[Items from a data source]
= = =

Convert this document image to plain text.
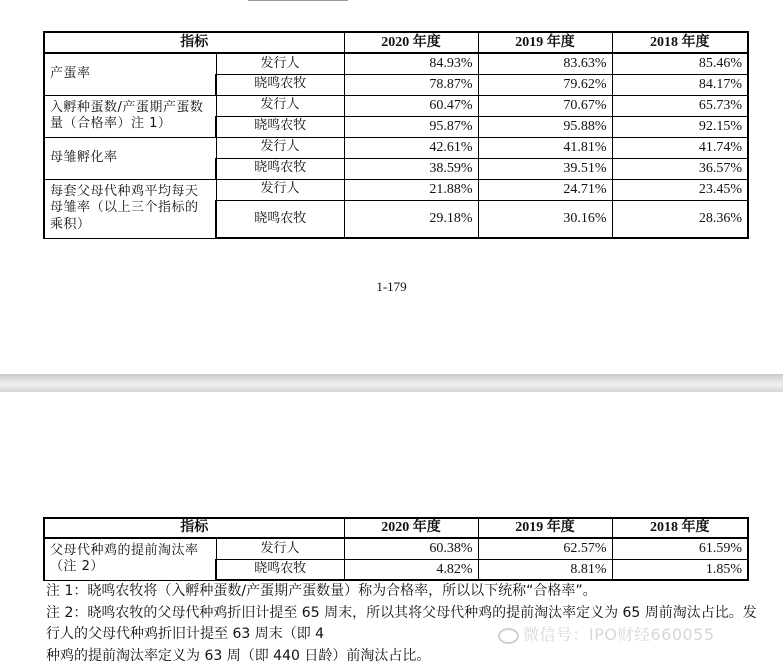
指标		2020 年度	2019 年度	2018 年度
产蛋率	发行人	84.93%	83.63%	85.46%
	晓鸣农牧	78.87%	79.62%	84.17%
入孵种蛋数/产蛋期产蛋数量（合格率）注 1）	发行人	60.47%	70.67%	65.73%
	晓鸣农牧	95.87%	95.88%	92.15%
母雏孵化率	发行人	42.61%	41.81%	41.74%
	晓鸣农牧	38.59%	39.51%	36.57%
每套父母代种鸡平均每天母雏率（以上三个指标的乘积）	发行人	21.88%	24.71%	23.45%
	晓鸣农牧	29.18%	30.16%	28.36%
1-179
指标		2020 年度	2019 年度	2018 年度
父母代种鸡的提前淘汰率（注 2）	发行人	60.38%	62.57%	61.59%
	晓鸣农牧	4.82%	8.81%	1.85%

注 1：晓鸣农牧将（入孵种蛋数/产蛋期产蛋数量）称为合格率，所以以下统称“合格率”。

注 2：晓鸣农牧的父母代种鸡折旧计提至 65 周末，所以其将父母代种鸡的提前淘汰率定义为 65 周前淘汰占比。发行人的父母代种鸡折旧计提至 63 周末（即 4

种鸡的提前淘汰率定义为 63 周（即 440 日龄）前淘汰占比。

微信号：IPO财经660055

= = =

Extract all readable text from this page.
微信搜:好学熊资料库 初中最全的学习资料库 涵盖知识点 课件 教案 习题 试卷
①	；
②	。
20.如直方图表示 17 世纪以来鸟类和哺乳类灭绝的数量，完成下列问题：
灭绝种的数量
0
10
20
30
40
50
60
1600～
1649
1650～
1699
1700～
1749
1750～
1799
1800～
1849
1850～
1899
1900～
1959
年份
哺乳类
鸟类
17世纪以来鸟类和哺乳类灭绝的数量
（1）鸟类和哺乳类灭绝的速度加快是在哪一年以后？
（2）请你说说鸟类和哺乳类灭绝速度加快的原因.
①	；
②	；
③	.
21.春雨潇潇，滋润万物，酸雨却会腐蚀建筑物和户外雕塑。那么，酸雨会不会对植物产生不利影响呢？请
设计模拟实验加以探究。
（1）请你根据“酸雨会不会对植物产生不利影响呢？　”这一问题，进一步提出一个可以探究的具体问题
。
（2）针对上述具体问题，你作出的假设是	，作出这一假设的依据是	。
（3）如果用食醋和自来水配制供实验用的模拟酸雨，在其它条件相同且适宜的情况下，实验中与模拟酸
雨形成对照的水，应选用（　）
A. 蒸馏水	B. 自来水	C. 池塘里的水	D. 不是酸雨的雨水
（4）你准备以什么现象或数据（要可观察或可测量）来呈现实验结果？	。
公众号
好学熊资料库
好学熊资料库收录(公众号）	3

= = =

Exercise directions: Gather each line from the listing above that holds "入孵种蛋数".

Task output:
入孵种蛋数/产蛋期产蛋数量（合格率）注 1）	发行人	60.47%	70.67%	65.73%
注 1：晓鸣农牧将（入孵种蛋数/产蛋期产蛋数量）称为合格率，所以以下统称“合格率”。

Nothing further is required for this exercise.